● Testo scelto:

»»

Senza sbavare dietro a niente e nessuno, anche perché chi sono io per sbavare? (nessuno, appunto), oggettivamente così è perché mi pare.
Praticamente apre la nuova boutique Swatch in via Montenapoleone, e penso, poiché molto spesso tediata da tutte le “esclusive aperture” che iniziano e finiscono ad alcolizzarsi con prosecco anche di qualità, per carità, che anche stavolta succederà, piglierò al volo due tartine del diametro di due millimetri con sopra due foglie di erba cipollina o qualche roba di verde, ingoierò decilitri tot di vino e me ne andrò a casa non vedendo l’ora di vedere puntate nuove di The Big Bang Theory. Il concerto di Mika, penso, sarà una sola, e poi per me Mika è solo un giudice dell’ennesimo talent show italiano.
Manco la macchina fotografica mi porto, non serve, non la userò mai.
Mai tanto errai in vita mia.

Entro nel nuovo negozio Swatch e per prima cosa sorrido, per seconda sorrido e per terza saluto gente.
Poi rifletto: Swatch è un marchio con una missione precisa, quella di portare il buonumore, di creare gioia, ed è un brand socialmente utile.
Era socialmente utile anni fa, oserei dire una quindicina, quando io e Lucia telefonavamo a mezza scuola prima Cesalpino e poi Petrarca, con il mitico telefono con doppia cornetta, io ce l’avevo verde trasparente, Lucia rosa. Quanto ruppi le palle ai miei per comprarmelo dio solo lo sa, era importante praticamente quanto le barbie, per fare intendere il livello vitale.
Era socialmente utile anche perché oltre allo scambio dei paciocchini e delle figurine Panini, tempi che rimpiango, lo ammetto, c’era pure lo scambio di domande: “Ma te come lo compri?”, perché gli Swatch erano, sono, come caramelle alle casse dell’Esselunga, li vorresti arraffare tutti.

««

● Voci salvate:
»»

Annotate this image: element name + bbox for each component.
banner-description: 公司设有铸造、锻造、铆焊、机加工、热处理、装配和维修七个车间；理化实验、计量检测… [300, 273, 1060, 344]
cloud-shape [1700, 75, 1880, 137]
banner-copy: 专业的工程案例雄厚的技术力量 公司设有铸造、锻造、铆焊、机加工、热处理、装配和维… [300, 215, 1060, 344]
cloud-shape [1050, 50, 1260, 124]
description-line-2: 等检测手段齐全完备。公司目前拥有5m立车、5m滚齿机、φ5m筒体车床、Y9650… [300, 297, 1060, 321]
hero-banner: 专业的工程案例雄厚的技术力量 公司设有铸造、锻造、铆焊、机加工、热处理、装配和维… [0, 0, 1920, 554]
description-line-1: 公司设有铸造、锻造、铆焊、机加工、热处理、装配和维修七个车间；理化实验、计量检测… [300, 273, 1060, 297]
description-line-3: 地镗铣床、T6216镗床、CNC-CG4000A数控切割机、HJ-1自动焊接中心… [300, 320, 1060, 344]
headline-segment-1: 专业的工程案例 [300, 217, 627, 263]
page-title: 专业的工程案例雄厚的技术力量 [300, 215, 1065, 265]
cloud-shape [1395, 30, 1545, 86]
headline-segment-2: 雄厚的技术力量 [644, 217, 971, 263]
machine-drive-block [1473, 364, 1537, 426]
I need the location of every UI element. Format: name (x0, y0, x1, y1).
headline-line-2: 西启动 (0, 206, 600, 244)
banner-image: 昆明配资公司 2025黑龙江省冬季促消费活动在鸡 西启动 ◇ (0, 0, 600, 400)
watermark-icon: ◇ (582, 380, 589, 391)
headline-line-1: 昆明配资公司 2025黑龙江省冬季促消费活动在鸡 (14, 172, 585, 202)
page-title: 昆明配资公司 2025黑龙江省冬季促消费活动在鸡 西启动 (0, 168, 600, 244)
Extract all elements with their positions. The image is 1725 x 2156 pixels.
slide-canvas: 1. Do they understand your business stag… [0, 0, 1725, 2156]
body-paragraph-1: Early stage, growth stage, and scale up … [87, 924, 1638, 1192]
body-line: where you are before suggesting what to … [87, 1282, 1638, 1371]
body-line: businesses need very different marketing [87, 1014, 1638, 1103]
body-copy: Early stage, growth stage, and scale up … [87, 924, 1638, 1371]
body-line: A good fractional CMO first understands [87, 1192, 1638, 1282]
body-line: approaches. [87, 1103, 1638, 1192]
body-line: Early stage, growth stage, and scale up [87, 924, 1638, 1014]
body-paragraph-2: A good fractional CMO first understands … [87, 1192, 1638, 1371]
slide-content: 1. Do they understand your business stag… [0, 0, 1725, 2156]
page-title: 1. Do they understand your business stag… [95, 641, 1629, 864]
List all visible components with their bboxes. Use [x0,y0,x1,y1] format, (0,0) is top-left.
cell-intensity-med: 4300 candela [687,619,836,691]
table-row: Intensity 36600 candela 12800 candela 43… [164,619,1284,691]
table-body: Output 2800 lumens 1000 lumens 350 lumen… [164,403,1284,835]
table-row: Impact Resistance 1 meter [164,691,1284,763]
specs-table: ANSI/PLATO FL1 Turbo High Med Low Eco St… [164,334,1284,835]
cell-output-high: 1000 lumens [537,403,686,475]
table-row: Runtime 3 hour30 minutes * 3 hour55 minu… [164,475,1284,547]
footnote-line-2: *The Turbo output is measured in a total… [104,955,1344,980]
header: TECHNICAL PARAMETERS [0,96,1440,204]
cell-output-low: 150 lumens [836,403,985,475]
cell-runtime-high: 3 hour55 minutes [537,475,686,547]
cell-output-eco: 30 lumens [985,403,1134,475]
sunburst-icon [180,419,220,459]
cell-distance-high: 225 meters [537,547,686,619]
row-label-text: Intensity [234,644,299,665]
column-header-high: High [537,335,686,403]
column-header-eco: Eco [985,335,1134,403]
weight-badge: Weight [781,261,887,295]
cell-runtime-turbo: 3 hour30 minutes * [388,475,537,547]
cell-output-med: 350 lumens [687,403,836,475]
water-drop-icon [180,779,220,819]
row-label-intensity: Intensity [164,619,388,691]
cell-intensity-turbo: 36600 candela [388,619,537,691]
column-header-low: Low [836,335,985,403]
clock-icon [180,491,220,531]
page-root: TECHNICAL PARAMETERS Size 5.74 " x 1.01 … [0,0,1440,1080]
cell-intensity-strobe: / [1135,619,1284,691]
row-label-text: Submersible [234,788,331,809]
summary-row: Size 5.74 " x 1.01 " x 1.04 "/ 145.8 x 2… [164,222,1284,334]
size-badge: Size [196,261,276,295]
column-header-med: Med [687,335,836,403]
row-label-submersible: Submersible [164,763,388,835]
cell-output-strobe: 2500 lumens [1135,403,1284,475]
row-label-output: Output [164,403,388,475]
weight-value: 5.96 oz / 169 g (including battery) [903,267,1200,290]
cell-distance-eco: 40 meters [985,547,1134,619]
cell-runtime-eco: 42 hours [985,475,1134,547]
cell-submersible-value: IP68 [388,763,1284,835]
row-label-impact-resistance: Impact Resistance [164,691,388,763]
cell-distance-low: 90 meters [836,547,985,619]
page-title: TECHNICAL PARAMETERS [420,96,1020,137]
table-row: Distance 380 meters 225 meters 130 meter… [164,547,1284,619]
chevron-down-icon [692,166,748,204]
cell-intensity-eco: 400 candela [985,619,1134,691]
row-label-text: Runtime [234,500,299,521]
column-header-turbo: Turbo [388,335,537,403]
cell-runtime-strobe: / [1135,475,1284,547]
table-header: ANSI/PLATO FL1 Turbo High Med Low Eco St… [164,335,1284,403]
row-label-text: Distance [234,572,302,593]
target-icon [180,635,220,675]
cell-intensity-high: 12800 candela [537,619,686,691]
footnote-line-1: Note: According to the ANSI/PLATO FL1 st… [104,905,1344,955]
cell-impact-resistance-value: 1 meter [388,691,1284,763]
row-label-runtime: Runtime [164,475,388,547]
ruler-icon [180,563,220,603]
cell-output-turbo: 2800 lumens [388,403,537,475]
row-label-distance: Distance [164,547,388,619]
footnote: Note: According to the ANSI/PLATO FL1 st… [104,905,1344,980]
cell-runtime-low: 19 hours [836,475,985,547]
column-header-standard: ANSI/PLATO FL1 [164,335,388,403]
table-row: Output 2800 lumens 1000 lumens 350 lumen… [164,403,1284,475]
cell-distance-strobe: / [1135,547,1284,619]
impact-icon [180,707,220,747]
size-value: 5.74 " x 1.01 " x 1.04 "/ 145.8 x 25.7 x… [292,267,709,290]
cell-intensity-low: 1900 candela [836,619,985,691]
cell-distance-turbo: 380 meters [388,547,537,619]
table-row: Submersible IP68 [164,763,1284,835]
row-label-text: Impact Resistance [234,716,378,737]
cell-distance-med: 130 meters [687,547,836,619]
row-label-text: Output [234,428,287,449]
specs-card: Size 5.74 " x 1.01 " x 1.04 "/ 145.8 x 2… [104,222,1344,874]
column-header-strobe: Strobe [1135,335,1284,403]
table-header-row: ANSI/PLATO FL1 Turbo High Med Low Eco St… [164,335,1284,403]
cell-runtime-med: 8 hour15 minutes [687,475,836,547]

««

● Consegna:
Trasforma in un elenco puntato il paragrafo del testo sulla boutique Swatch che inizia con «Era socialmente utile anni fa», mantenendone i fatti principali.

● Risultato:
- Swatch era un marchio socialmente utile già una quindicina di anni fa.
- All'epoca io e Lucia telefonavamo a mezza scuola, prima alla Cesalpino e poi alla Petrarca.
- Usavamo il mitico telefono con doppia cornetta: il mio era verde trasparente, quello di Lucia rosa.
- Insistetti a lungo con i miei perché me lo comprassero.
- Per me quel telefono era importante quasi quanto le Barbie.